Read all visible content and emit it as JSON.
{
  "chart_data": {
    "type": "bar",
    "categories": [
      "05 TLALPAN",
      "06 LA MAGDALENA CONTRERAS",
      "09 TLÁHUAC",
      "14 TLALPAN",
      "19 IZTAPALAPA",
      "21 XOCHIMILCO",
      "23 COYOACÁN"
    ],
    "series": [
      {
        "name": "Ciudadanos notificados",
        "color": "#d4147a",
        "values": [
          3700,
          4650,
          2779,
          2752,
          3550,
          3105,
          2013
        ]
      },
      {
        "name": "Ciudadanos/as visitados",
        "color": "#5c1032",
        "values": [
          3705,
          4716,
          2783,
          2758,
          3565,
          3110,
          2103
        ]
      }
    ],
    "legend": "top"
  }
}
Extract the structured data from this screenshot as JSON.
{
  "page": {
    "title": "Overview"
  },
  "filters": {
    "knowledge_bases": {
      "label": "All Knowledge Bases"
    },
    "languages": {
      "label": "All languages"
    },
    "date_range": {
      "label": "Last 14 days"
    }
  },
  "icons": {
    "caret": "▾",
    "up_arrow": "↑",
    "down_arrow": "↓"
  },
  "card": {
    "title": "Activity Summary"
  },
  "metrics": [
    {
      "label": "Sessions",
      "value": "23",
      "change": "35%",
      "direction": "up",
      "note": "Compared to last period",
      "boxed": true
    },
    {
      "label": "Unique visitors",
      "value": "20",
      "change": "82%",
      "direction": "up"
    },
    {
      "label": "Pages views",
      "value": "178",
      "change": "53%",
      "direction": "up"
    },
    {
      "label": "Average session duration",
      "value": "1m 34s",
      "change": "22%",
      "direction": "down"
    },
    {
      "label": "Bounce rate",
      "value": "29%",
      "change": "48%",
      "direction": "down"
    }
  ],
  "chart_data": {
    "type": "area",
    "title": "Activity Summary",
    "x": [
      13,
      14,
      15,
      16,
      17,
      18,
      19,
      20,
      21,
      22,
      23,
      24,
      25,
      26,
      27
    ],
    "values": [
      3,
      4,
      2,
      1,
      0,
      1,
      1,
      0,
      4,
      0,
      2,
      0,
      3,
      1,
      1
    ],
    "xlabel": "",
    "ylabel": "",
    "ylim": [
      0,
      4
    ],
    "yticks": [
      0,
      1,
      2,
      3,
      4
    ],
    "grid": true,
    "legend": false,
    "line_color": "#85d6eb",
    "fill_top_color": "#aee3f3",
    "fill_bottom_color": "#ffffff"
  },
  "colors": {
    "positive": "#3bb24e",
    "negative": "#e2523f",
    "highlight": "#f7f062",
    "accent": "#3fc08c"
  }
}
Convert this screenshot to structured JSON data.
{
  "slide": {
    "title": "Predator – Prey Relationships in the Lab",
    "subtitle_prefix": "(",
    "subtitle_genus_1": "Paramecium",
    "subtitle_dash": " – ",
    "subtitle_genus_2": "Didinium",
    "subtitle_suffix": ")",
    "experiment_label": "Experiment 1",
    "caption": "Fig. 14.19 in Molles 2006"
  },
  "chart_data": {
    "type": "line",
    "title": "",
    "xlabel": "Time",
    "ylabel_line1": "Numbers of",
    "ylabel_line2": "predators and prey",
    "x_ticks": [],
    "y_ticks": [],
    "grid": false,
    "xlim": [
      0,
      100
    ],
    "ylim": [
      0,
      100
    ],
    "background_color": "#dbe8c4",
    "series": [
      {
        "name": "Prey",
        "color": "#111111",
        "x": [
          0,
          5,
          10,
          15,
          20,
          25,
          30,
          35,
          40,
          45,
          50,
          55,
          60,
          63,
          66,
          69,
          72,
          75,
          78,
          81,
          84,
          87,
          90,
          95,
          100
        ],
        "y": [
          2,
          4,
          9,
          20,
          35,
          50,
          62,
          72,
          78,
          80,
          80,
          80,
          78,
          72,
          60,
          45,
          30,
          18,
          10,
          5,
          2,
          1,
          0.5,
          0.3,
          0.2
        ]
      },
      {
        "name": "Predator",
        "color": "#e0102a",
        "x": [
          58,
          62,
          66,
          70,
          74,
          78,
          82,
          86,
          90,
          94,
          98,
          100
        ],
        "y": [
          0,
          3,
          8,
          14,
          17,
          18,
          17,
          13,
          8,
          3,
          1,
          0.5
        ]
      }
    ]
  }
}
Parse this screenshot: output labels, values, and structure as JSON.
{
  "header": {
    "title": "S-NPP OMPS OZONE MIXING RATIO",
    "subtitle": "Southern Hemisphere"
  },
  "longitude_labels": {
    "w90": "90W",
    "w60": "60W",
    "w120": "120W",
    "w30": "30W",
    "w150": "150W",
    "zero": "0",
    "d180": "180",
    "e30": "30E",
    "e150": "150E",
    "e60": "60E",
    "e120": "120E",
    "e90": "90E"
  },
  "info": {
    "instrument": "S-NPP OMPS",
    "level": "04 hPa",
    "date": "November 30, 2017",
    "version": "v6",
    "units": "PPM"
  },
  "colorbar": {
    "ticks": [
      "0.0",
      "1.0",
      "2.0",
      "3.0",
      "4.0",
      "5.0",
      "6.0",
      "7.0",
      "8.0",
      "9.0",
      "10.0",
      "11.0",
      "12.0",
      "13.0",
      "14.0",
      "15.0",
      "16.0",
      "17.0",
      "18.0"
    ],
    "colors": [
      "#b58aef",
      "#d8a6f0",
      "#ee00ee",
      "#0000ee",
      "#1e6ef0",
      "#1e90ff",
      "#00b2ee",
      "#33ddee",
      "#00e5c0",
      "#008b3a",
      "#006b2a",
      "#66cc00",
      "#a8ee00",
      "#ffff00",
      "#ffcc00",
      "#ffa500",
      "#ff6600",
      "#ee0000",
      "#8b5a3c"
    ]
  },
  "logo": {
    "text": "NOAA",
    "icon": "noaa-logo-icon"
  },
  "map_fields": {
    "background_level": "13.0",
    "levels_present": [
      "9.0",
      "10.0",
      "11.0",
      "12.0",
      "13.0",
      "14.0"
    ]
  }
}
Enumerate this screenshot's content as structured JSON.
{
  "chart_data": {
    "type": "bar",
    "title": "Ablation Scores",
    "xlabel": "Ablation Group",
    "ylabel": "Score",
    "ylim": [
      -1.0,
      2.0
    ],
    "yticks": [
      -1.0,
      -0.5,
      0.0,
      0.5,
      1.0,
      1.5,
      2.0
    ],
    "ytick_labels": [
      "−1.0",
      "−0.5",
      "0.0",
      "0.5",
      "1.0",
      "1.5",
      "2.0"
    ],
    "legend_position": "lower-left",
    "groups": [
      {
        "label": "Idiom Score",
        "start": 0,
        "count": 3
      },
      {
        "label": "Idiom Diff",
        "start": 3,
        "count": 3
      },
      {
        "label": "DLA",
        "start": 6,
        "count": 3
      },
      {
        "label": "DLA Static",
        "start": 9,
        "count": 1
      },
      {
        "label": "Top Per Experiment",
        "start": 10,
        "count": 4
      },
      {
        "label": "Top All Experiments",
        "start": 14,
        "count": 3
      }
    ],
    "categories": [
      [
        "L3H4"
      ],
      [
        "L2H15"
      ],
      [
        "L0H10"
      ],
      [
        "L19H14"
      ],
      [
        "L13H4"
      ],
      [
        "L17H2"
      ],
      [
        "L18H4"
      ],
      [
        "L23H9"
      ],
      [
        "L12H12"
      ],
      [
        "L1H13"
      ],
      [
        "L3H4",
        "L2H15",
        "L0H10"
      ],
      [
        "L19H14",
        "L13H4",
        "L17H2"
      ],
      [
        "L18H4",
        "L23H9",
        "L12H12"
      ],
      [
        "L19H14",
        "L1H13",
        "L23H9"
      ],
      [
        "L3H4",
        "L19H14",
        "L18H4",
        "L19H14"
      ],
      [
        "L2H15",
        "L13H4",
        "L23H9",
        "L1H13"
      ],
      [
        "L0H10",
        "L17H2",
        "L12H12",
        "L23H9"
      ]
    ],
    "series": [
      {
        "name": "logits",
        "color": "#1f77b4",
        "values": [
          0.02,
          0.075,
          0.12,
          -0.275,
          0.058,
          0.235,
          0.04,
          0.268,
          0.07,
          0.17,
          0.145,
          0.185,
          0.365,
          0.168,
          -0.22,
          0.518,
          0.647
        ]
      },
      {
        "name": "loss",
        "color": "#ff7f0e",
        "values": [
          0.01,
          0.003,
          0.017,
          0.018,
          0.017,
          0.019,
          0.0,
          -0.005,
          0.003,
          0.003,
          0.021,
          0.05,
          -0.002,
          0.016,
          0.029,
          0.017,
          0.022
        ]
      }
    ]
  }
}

Exercise prompt
Please list every line of the records that contains "JSON".

Solution for this task
Read all visible content and emit it as JSON.
Extract the structured data from this screenshot as JSON.
Convert this screenshot to structured JSON data.
Parse this screenshot: output labels, values, and structure as JSON.
Enumerate this screenshot's content as structured JSON.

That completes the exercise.